◆ The problem ◆
Do not include the pictures; repeat the rest of the data exactly.

◆ Records ◆
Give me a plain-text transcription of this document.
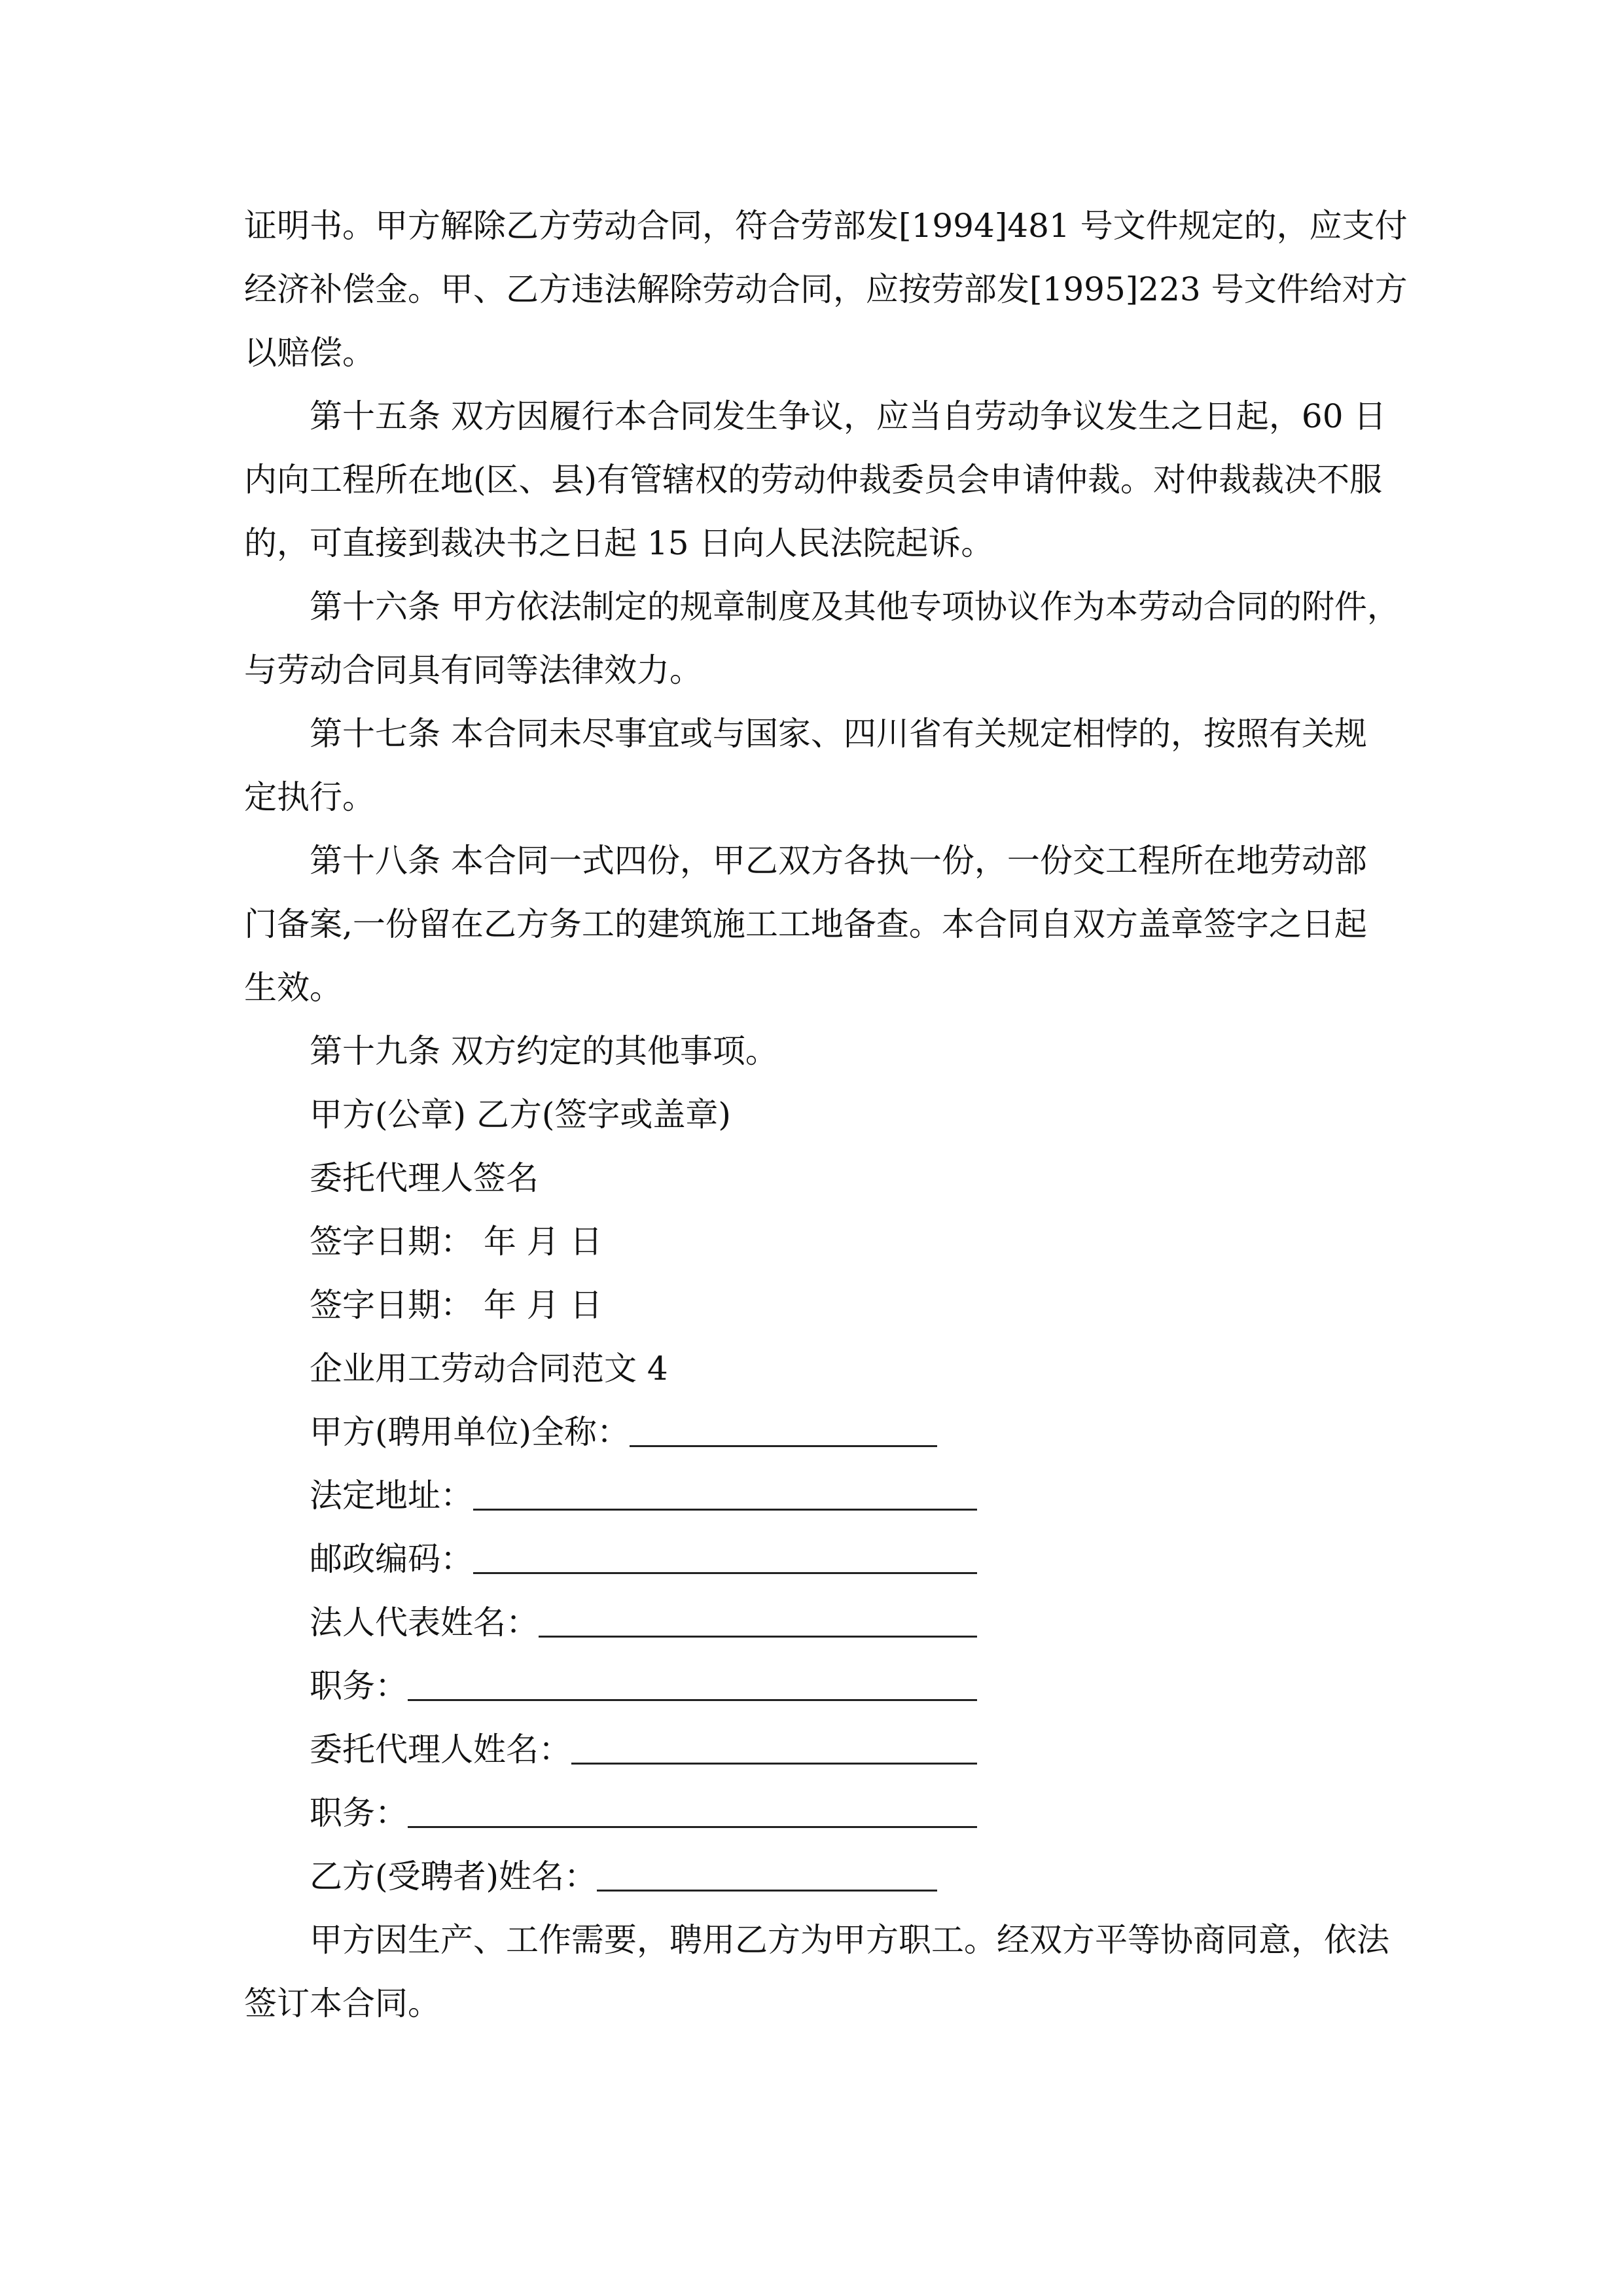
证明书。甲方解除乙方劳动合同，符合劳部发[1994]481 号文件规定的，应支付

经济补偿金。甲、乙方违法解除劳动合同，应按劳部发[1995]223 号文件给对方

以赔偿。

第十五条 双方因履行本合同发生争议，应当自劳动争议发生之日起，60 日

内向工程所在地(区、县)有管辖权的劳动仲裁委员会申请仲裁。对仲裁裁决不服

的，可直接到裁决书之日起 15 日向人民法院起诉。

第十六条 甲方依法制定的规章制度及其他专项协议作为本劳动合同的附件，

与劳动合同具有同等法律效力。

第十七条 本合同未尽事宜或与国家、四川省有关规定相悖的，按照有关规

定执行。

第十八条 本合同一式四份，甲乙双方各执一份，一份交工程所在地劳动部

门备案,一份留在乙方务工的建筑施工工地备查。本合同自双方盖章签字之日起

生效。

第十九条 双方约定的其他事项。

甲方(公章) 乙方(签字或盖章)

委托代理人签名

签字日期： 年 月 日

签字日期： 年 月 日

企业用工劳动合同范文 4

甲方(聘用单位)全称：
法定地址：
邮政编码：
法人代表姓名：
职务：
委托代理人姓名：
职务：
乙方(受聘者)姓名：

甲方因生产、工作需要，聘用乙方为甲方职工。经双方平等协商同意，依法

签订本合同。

◆ Response for this exercise ◆
Give me a plain-text transcription of this document.
证明书。甲方解除乙方劳动合同，符合劳部发[1994]481 号文件规定的，应支付

经济补偿金。甲、乙方违法解除劳动合同，应按劳部发[1995]223 号文件给对方

以赔偿。

第十五条 双方因履行本合同发生争议，应当自劳动争议发生之日起，60 日

内向工程所在地(区、县)有管辖权的劳动仲裁委员会申请仲裁。对仲裁裁决不服

的，可直接到裁决书之日起 15 日向人民法院起诉。

第十六条 甲方依法制定的规章制度及其他专项协议作为本劳动合同的附件，

与劳动合同具有同等法律效力。

第十七条 本合同未尽事宜或与国家、四川省有关规定相悖的，按照有关规

定执行。

第十八条 本合同一式四份，甲乙双方各执一份，一份交工程所在地劳动部

门备案,一份留在乙方务工的建筑施工工地备查。本合同自双方盖章签字之日起

生效。

第十九条 双方约定的其他事项。

甲方(公章) 乙方(签字或盖章)

委托代理人签名

签字日期： 年 月 日

签字日期： 年 月 日

企业用工劳动合同范文 4

甲方(聘用单位)全称：
法定地址：
邮政编码：
法人代表姓名：
职务：
委托代理人姓名：
职务：
乙方(受聘者)姓名：

甲方因生产、工作需要，聘用乙方为甲方职工。经双方平等协商同意，依法

签订本合同。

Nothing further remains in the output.